### Texte à lire
####################

Chose remarquable que l’astronome devait noter : la fuite des galaxies ne se fait pas au hasard; elle est d’autant plus rapide que la galaxie est éloignée. Autrement dit, sa vitesse est proportionnelle à sa distance. Vous me direz : et alors ? La conséquence que l’on peut tirer de cette proportionnalité est capitale : chaque galaxie a mis exactement le même temps pour parvenir de son point d’origine à sa position actuelle. Si, donc, nous inversons le film des événements, nous trouvons que toutes les galaxies se retrouvaient au même endroit au même instant. Vous en doutez ? Alors prenons un exemple simple. Vous vous trouvez au sommet d’une colline et vous observez trois voitures sur la route qui se trouve 10 mètres plus bas. Les voitures s’éloignent du pied de la colline. La première roule à une vitesse de 10km/h et a parcouru une distance de 10 km à partir du pied de la colline. La deuxième atteint la vitesse de 20km/h et se situe à 20 km du pied de la colline. Enfin, la troisième circule à 30km/h et se situe à 30 km de distance. Chaque voiture circule une vitesse proportionnelle à sa distance et vous prenez conscience qu’une heure avant, toutes étaient sur la même ligne, au pied de la colline, c’est-à-dire qu’elles se trouvaient toutes au même endroit, au même moment.
D’où l’idée d’une grande explosion : le «Big Bang», qui a donné naissance à l’Univers à partir d’un état très concentré. Un univers qui poursuit son expansion. En vérité, ce ne sont pas les galaxies qui se déplacent, c’est l’espace qui se dilate. L’univers enfle.

####################

### Données fournies
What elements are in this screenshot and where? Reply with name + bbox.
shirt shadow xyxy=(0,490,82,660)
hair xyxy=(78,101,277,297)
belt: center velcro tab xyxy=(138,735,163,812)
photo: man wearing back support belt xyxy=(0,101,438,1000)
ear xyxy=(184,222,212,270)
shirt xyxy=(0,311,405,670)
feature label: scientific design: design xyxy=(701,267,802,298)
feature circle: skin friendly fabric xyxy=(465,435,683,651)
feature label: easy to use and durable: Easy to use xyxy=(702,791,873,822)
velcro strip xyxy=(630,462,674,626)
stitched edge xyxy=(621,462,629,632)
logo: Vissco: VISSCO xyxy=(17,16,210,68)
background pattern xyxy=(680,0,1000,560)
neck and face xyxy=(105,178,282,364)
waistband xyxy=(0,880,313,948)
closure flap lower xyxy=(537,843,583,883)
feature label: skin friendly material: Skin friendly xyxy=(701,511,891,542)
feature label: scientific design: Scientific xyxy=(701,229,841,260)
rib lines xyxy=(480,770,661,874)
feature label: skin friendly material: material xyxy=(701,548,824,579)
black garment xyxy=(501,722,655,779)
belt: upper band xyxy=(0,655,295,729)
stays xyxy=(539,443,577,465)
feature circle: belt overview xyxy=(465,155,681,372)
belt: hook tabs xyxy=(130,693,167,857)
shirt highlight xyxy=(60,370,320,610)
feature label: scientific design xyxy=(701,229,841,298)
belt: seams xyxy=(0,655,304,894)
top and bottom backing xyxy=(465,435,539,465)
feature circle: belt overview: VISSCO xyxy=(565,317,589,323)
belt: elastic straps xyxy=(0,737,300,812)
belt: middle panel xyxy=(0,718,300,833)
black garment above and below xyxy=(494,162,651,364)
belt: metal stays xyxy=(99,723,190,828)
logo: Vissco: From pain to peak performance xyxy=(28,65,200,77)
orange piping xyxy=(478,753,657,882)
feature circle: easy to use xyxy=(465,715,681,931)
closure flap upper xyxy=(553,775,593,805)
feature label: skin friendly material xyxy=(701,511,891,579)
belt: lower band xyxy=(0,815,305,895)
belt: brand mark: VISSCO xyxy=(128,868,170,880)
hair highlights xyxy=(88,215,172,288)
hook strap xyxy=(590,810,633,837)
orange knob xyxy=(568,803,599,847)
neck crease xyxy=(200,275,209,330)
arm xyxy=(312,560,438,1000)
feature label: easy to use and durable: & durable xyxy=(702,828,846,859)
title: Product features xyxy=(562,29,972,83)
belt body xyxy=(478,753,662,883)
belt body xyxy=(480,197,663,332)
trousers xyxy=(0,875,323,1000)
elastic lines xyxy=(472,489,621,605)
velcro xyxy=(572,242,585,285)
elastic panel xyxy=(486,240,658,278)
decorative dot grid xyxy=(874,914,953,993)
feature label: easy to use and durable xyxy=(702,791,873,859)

####################

### Liste des tâches
[a] Résumez plus brièvement le paragraphe du texte sur la fuite des galaxies qui commence par « Chose remarquable que l'astronome devait noter », en conservant ses faits principaux.
[b] Recopiez le passage du texte sur la fuite des galaxies situé entre « D’où l’idée d’une » et « dilate. L’univers enfle. », ces deux bornes incluses.

### Les réponses
[a] La fuite des galaxies n'est pas aléatoire : la vitesse d'une galaxie est proportionnelle à sa distance. Il en découle que chaque galaxie a mis le même temps pour atteindre sa position actuelle. En inversant le cours des événements, toutes les galaxies se trouvaient donc au même endroit au même instant. Un exemple l'illustre : trois voitures s'éloignent du pied d'une colline à 10, 20 et 30 km/h. Elles se trouvent respectivement à 10, 20 et 30 km. Une heure plus tôt, elles étaient toutes au pied de la colline, au même moment.

[b]
D’où l’idée d’une grande explosion : le «Big Bang», qui a donné naissance à l’Univers à partir d’un état très concentré. Un univers qui poursuit son expansion. En vérité, ce ne sont pas les galaxies qui se déplacent, c’est l’espace qui se dilate. L’univers enfle.